Request >> Copy verbatim the data from the line that contains "Patent image size: (1020, 717)." to the line that contains "The light-folding unit 104b is at (172, 353).", with both of those lines included.
** Begin Working data **
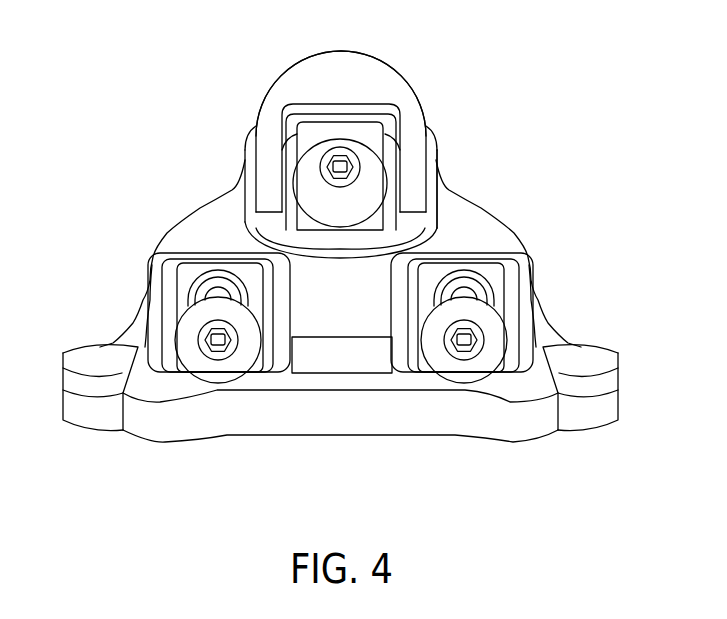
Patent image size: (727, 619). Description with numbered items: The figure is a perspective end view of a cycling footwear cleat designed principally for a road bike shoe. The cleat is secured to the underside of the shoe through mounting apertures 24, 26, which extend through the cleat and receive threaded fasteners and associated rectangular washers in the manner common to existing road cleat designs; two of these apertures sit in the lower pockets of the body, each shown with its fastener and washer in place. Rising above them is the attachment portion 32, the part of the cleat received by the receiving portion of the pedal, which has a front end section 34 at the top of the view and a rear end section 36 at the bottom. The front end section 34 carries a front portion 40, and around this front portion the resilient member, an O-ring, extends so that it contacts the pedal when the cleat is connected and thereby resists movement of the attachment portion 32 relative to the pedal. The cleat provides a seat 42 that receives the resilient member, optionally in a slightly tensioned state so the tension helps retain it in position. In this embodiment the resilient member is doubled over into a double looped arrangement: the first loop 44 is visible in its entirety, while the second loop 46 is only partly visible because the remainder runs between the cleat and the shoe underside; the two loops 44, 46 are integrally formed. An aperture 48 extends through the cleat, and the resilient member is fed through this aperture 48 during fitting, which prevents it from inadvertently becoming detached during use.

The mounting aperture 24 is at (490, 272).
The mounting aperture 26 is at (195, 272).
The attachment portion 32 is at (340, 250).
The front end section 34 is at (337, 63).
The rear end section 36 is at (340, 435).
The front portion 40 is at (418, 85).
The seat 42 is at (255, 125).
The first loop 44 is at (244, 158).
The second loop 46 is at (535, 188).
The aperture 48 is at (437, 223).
** End Working data **
** Begin Working data **
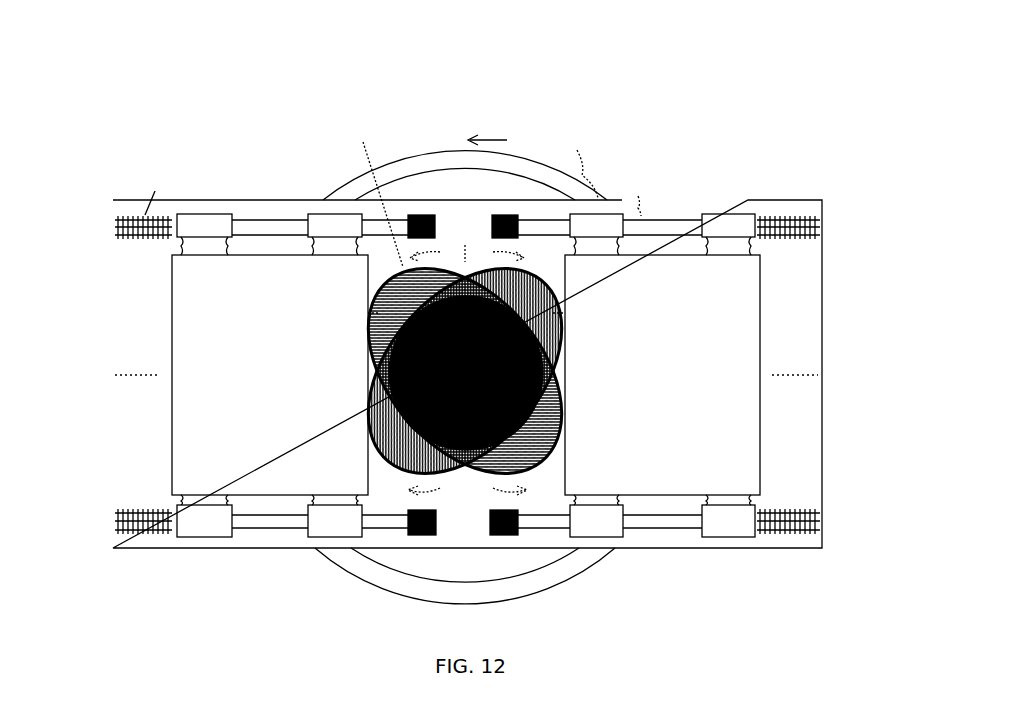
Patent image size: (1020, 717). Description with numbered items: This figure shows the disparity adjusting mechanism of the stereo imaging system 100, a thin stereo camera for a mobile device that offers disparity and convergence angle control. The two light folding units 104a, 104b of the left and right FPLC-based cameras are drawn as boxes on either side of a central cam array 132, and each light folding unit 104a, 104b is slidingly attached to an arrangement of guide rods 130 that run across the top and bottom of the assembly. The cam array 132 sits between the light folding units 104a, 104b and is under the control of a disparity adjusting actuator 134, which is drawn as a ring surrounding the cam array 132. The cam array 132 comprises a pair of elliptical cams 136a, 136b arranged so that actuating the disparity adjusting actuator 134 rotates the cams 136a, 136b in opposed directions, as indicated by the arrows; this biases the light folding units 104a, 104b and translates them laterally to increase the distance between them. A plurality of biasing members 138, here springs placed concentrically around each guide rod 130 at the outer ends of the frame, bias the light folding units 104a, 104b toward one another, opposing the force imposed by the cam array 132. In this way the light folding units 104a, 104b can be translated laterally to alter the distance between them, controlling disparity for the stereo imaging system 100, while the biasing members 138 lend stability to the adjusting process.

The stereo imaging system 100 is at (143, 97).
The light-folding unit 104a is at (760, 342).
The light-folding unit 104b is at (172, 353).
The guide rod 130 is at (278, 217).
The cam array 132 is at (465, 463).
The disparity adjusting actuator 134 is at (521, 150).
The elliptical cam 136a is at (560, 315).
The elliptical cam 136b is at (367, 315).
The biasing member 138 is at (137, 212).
** End Working data **
Solution to this problem >>
Patent image size: (1020, 717). Description with numbered items: This figure shows the disparity adjusting mechanism of the stereo imaging system 100, a thin stereo camera for a mobile device that offers disparity and convergence angle control. The two light folding units 104a, 104b of the left and right FPLC-based cameras are drawn as boxes on either side of a central cam array 132, and each light folding unit 104a, 104b is slidingly attached to an arrangement of guide rods 130 that run across the top and bottom of the assembly. The cam array 132 sits between the light folding units 104a, 104b and is under the control of a disparity adjusting actuator 134, which is drawn as a ring surrounding the cam array 132. The cam array 132 comprises a pair of elliptical cams 136a, 136b arranged so that actuating the disparity adjusting actuator 134 rotates the cams 136a, 136b in opposed directions, as indicated by the arrows; this biases the light folding units 104a, 104b and translates them laterally to increase the distance between them. A plurality of biasing members 138, here springs placed concentrically around each guide rod 130 at the outer ends of the frame, bias the light folding units 104a, 104b toward one another, opposing the force imposed by the cam array 132. In this way the light folding units 104a, 104b can be translated laterally to alter the distance between them, controlling disparity for the stereo imaging system 100, while the biasing members 138 lend stability to the adjusting process.

The stereo imaging system 100 is at (143, 97).
The light-folding unit 104a is at (760, 342).
The light-folding unit 104b is at (172, 353).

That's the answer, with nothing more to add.